__Listed entries__:
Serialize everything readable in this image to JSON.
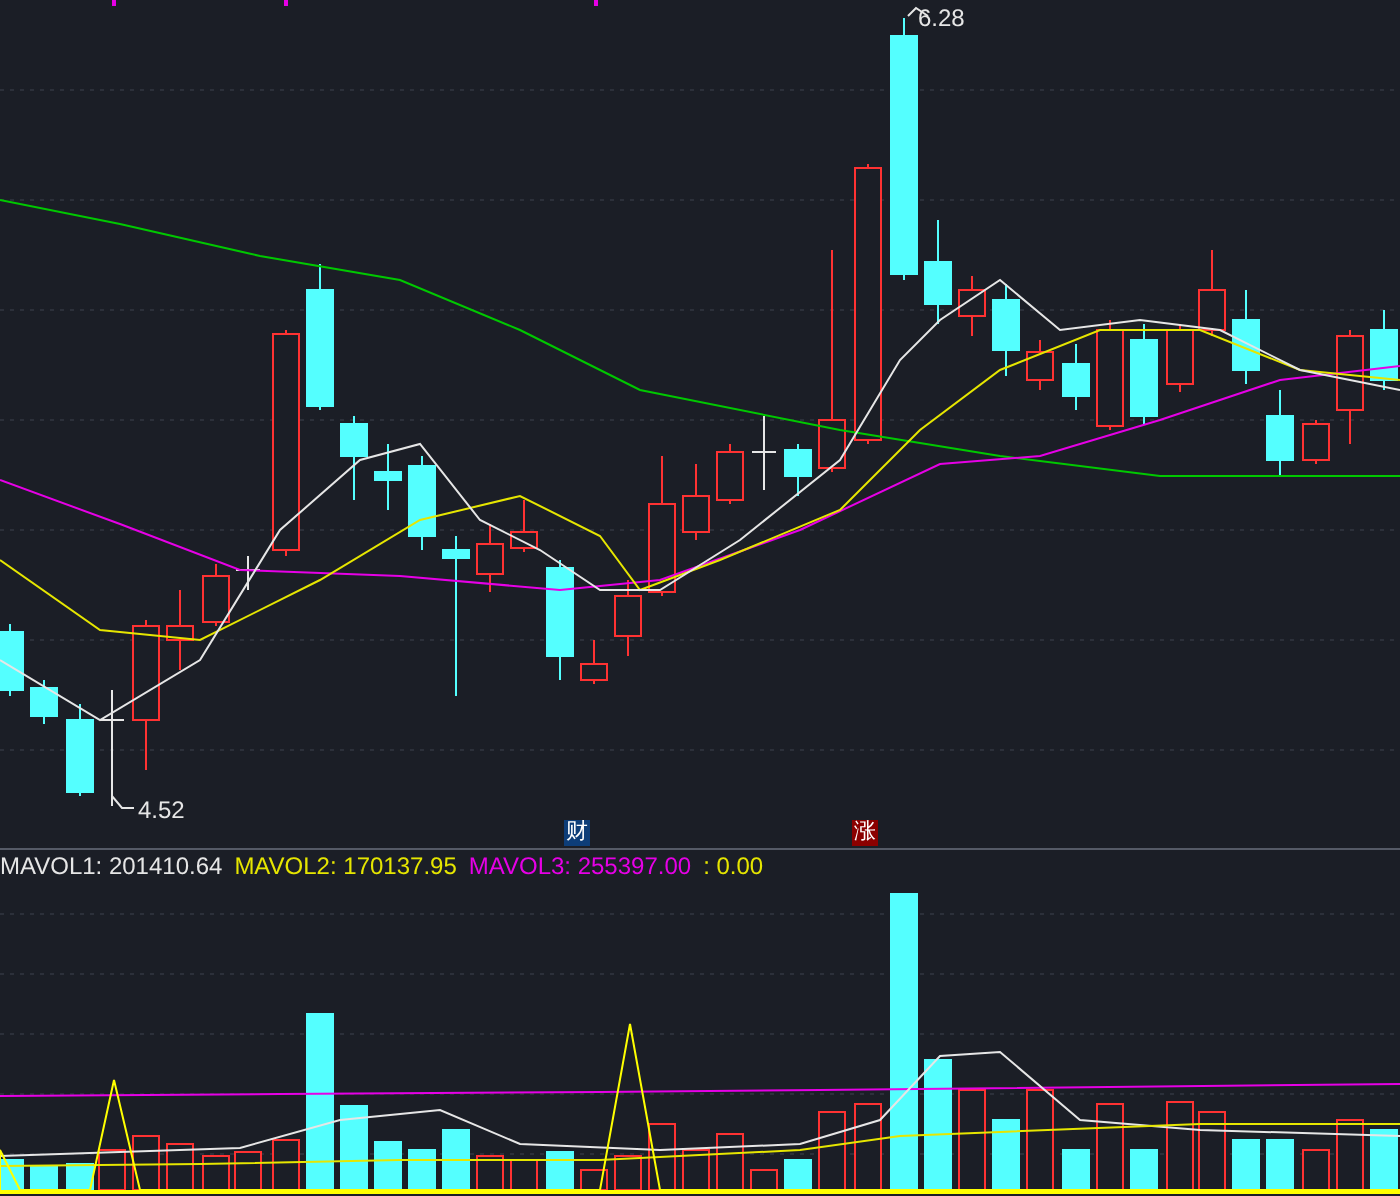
{
  "price_chart": {
    "high_label": "6.28",
    "low_label": "4.52",
    "markers": [
      {
        "kind": "finance",
        "text": "财"
      },
      {
        "kind": "rise",
        "text": "涨"
      }
    ]
  },
  "volume_indicator": {
    "legend": [
      {
        "text": "MAVOL1: 201410.64",
        "color": "#e6e6e6"
      },
      {
        "text": "MAVOL2: 170137.95",
        "color": "#e6e600"
      },
      {
        "text": "MAVOL3: 255397.00",
        "color": "#e600e6"
      },
      {
        "text": ": 0.00",
        "color": "#e6e600"
      }
    ]
  }
}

__Instructions to follow__:
Give an exact reproduction of every line, leaving out any picture.

__Exercise response__:
Serialize everything readable in this image to JSON.
{
  "price_chart": {
    "high_label": "6.28",
    "low_label": "4.52",
    "markers": [
      {
        "kind": "finance",
        "text": "财"
      },
      {
        "kind": "rise",
        "text": "涨"
      }
    ]
  },
  "volume_indicator": {
    "legend": [
      {
        "text": "MAVOL1: 201410.64",
        "color": "#e6e6e6"
      },
      {
        "text": "MAVOL2: 170137.95",
        "color": "#e6e600"
      },
      {
        "text": "MAVOL3: 255397.00",
        "color": "#e600e6"
      },
      {
        "text": ": 0.00",
        "color": "#e6e600"
      }
    ]
  }
}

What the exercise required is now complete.